→ **STATED EXERCISE**
Each line containing the word "What" should be found and copied.

→ **DATASET RECORDS**
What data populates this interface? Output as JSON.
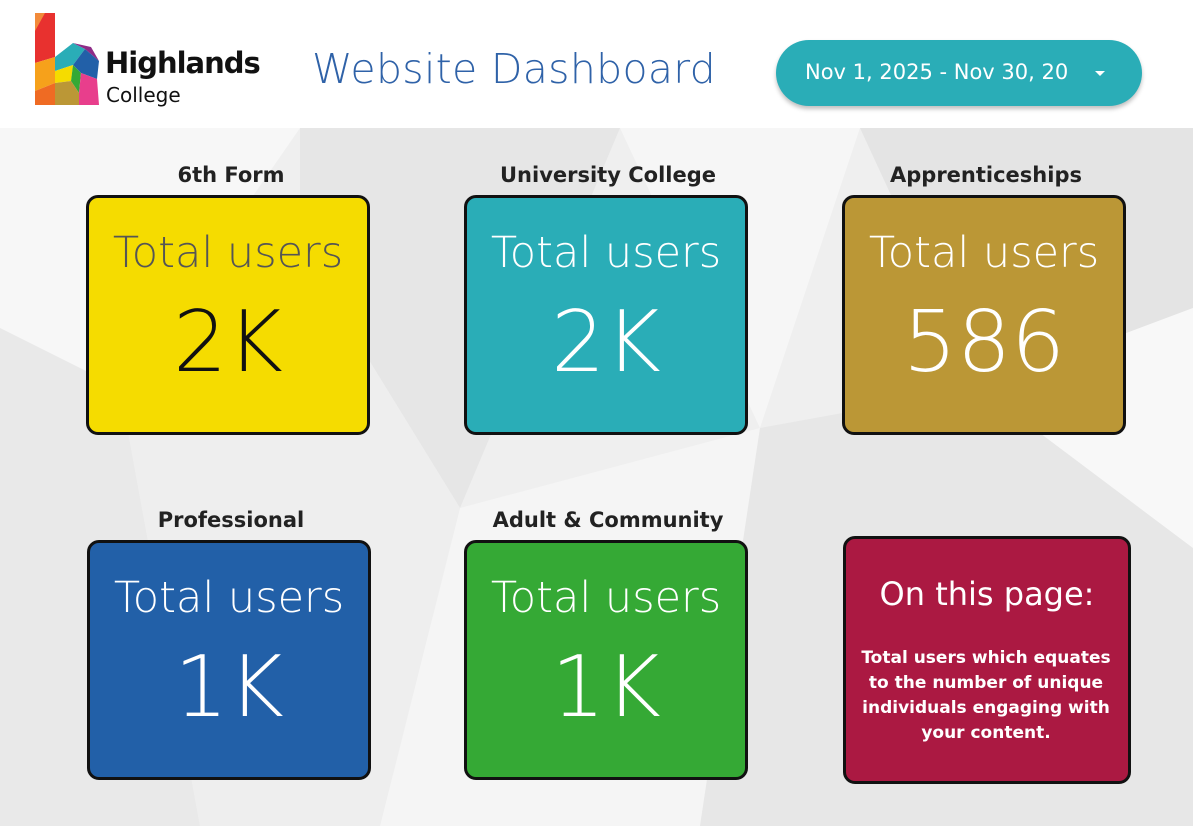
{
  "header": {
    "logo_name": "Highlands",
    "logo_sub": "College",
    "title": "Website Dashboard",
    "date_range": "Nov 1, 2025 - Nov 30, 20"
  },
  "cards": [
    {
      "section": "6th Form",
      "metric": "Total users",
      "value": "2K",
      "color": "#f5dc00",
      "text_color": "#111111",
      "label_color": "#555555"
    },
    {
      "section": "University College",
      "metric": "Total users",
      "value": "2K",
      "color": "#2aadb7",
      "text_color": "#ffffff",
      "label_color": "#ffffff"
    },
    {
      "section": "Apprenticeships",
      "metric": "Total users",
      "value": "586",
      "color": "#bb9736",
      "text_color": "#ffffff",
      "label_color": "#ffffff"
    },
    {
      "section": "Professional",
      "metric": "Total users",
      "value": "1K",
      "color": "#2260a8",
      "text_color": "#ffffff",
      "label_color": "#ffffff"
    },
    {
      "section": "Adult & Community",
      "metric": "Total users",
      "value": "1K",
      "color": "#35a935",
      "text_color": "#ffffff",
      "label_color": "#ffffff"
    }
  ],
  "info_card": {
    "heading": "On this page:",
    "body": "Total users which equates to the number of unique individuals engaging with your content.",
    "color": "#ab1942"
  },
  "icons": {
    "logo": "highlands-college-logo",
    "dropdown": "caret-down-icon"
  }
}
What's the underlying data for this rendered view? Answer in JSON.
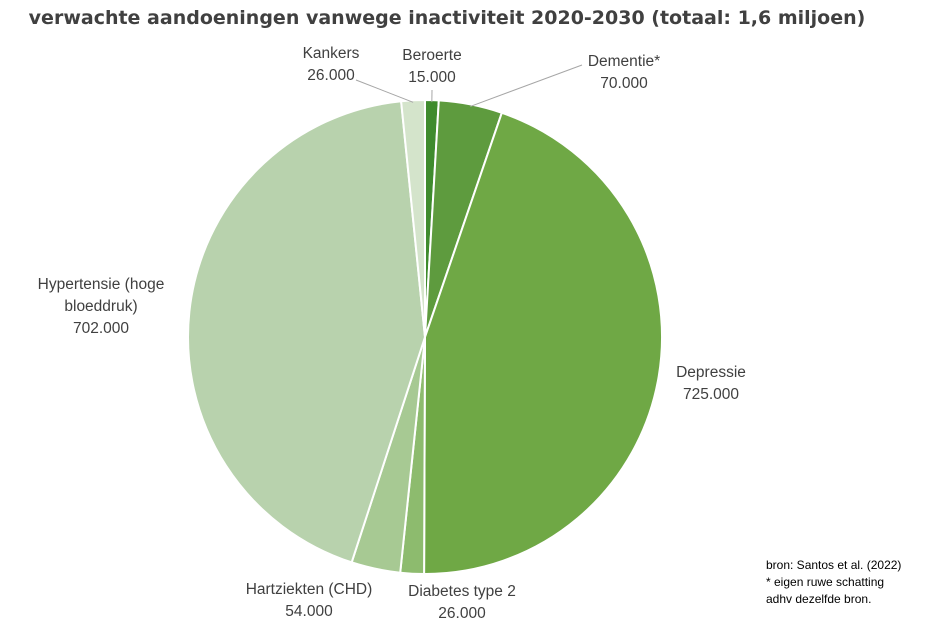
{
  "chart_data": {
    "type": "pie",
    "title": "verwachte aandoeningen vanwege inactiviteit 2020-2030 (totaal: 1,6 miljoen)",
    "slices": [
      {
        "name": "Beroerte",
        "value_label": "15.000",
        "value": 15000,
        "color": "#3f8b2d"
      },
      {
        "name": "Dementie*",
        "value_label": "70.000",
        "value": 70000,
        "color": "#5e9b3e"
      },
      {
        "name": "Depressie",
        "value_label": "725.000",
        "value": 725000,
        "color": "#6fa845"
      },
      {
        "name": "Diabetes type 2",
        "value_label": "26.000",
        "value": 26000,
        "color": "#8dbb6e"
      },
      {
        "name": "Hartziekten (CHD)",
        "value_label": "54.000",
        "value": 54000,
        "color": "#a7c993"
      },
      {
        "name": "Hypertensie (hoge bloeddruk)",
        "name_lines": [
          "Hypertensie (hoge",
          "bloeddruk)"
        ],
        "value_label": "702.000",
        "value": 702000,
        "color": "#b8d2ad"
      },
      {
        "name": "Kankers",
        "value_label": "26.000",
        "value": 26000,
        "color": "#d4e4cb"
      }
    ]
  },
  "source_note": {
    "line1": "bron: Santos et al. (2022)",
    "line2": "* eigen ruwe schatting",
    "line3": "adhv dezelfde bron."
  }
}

→ **ANSWER FOR THIS EXERCISE**
What data populates this interface? Output as JSON.
What's the underlying data for this rendered view? Answer in JSON.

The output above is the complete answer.